*SOURCE DOCUMENT*:
━━━━━━
September 20, 2022 | By:

Bold New Initiative to Rewild the Midwest

Heartland Rewilding, a new coalition of environmental groups, launches a series of bold rewilding initiatives throughout the Mississippi River watershed to restore and protect nature and promote coexistence with wildlife. 

On September 25, 2022, World Rivers Day, Heartland Rewilding, a new coalition of environmental groups, will launch a bold new initiative to rewild the Mississippi River watershed by reconnecting and restoring wildlands and promoting a message of coexistence with wildlife. The initiative officially launches on World Rivers Day. 

Heartland Rewilding was created through a partnership between Project Coyote, The Rewilding Institute, and the Half-Earth Project. The goal of the partnership is to dedicate staff and resources to address the critical Mississippi River watershed, an area that covers a third of North America. This new coalition ambitiously aims to address the loss of 90 percent of natural areas across the continent’s largest watershed to restore a healthier landscape for humans and wildlife.

“Few places in the United States have experienced biodiversity loss more severely than the Heartland,” said David Parsons, a wildlife scientist with Project Coyote and The Rewilding Institute. “Rewilding habitats and reversing the loss of native species throughout the Mississippi River watershed is critical to restoring naturally functioning ecosystems and at the same time addressing the vexing issue of climate change.”

“We already know that Midwesterners love their nature, but Heartland Rewilding is helping them better appreciate how important it is to the world, and to understand the beauty and importance of the Mississippi watershed,” said Dennis Liu, vice president of education at the Half-Earth Project, a project of the E.O. Wilson Biodiversity Foundation. “People, food production, and biodiversity can coexist; in fact, for our own good, they must coexist. Heartland Rewilding is pointing the way.”

Heartland Rewilding aims to work with a network of environmental organizations and government agencies to provide the strategy, staff, and resources needed to protect wildlife and advocate for reform in conservation policies and practices using sound science. The initiative will build a framework for rewilding large landscapes across the entire Mississippi River watershed, which spans from New York to Montana and from Canada to the Gulf of Mexico. 

Heartland Rewilding’s first three projects will focus on the Loess Hills of Iowa and Nebraska, the Driftless Area of Wisconsin, and the Missouri Ozarks. These landscape regions, identified through previous work done by The Rewilding Institute, contain pockets of habitat and serve as unprotected corridors for wildlife throughout the central Midwest. Rewilding these regions is critical to Heartland Rewilding’s success.
━━━━━━
*TO DO*:
Duplicate the portion of the Heartland Rewilding announcement between "On September 25, 2022, World" and "humans and wildlife.", inclusive. The material that comes after this point has no connection to the Heartland Rewilding announcement.

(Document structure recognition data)
━━━━━━
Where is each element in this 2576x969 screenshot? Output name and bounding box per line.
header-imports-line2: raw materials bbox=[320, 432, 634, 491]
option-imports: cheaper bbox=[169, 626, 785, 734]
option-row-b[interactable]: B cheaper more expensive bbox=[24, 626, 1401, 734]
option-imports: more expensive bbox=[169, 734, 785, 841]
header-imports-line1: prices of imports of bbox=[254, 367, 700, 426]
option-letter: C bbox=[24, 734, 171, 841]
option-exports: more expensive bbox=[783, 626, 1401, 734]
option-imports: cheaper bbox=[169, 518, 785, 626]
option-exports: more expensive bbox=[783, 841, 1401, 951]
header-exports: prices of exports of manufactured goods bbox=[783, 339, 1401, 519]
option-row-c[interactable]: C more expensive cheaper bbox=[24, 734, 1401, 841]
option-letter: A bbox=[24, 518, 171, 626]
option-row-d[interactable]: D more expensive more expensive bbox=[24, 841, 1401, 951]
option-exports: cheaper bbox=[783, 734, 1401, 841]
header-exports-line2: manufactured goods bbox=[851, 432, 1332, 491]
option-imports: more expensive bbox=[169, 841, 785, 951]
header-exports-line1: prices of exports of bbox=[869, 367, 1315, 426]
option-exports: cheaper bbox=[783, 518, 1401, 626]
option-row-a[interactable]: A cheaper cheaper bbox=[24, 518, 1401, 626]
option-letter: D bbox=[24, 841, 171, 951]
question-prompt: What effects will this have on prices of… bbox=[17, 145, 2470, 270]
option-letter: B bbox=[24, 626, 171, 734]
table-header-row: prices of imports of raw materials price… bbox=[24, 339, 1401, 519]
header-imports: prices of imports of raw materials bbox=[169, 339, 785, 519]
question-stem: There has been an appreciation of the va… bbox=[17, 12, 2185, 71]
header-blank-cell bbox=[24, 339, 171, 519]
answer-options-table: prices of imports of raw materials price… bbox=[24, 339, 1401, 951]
━━━━━━
*RESULT OF THIS EXERCISE*:
On September 25, 2022, World Rivers Day, Heartland Rewilding, a new coalition of environmental groups, will launch a bold new initiative to rewild the Mississippi River watershed by reconnecting and restoring wildlands and promoting a message of coexistence with wildlife. The initiative officially launches on World Rivers Day. 

Heartland Rewilding was created through a partnership between Project Coyote, The Rewilding Institute, and the Half-Earth Project. The goal of the partnership is to dedicate staff and resources to address the critical Mississippi River watershed, an area that covers a third of North America. This new coalition ambitiously aims to address the loss of 90 percent of natural areas across the continent’s largest watershed to restore a healthier landscape for humans and wildlife.